Extracted entries.
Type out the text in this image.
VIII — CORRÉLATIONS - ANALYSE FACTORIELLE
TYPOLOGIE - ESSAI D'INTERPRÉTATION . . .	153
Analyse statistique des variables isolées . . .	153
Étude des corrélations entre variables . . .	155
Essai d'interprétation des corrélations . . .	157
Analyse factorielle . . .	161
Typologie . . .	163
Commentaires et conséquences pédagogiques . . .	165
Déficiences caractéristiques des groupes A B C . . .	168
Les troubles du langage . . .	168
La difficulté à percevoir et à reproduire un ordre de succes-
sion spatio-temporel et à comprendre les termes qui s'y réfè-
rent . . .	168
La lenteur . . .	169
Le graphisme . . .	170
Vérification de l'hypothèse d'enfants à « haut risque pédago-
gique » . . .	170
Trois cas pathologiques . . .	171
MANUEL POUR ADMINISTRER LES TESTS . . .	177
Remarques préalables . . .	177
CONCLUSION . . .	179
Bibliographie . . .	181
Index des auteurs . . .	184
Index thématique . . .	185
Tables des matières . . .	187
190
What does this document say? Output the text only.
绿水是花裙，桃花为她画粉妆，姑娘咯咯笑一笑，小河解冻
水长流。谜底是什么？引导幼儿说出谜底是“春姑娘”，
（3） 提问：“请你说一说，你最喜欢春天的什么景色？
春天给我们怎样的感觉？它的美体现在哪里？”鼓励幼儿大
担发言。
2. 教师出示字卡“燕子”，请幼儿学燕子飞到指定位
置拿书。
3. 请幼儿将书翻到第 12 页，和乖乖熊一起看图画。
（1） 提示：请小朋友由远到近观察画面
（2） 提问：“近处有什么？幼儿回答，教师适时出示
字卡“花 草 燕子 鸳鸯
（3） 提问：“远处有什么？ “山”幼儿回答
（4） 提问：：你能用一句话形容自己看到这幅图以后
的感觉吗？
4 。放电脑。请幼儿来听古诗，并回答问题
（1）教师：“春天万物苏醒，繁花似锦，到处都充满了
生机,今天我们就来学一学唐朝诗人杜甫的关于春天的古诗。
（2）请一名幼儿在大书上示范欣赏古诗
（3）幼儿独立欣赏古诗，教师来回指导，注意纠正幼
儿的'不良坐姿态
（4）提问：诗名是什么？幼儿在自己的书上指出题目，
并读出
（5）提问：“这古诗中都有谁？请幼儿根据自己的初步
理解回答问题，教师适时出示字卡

Do this. Repeat each entry word for word.

Finished task.
Type out the text in this image.
VIII — CORRÉLATIONS - ANALYSE FACTORIELLE
TYPOLOGIE - ESSAI D'INTERPRÉTATION . . .	153
Analyse statistique des variables isolées . . .	153
Étude des corrélations entre variables . . .	155
Essai d'interprétation des corrélations . . .	157
Analyse factorielle . . .	161
Typologie . . .	163
Commentaires et conséquences pédagogiques . . .	165
Déficiences caractéristiques des groupes A B C . . .	168
Les troubles du langage . . .	168
La difficulté à percevoir et à reproduire un ordre de succes-
sion spatio-temporel et à comprendre les termes qui s'y réfè-
rent . . .	168
La lenteur . . .	169
Le graphisme . . .	170
Vérification de l'hypothèse d'enfants à « haut risque pédago-
gique » . . .	170
Trois cas pathologiques . . .	171
MANUEL POUR ADMINISTRER LES TESTS . . .	177
Remarques préalables . . .	177
CONCLUSION . . .	179
Bibliographie . . .	181
Index des auteurs . . .	184
Index thématique . . .	185
Tables des matières . . .	187
190
What does this document say? Output the text only.
绿水是花裙，桃花为她画粉妆，姑娘咯咯笑一笑，小河解冻
水长流。谜底是什么？引导幼儿说出谜底是“春姑娘”，
（3） 提问：“请你说一说，你最喜欢春天的什么景色？
春天给我们怎样的感觉？它的美体现在哪里？”鼓励幼儿大
担发言。
2. 教师出示字卡“燕子”，请幼儿学燕子飞到指定位
置拿书。
3. 请幼儿将书翻到第 12 页，和乖乖熊一起看图画。
（1） 提示：请小朋友由远到近观察画面
（2） 提问：“近处有什么？幼儿回答，教师适时出示
字卡“花 草 燕子 鸳鸯
（3） 提问：“远处有什么？ “山”幼儿回答
（4） 提问：：你能用一句话形容自己看到这幅图以后
的感觉吗？
4 。放电脑。请幼儿来听古诗，并回答问题
（1）教师：“春天万物苏醒，繁花似锦，到处都充满了
生机,今天我们就来学一学唐朝诗人杜甫的关于春天的古诗。
（2）请一名幼儿在大书上示范欣赏古诗
（3）幼儿独立欣赏古诗，教师来回指导，注意纠正幼
儿的'不良坐姿态
（4）提问：诗名是什么？幼儿在自己的书上指出题目，
并读出
（5）提问：“这古诗中都有谁？请幼儿根据自己的初步
理解回答问题，教师适时出示字卡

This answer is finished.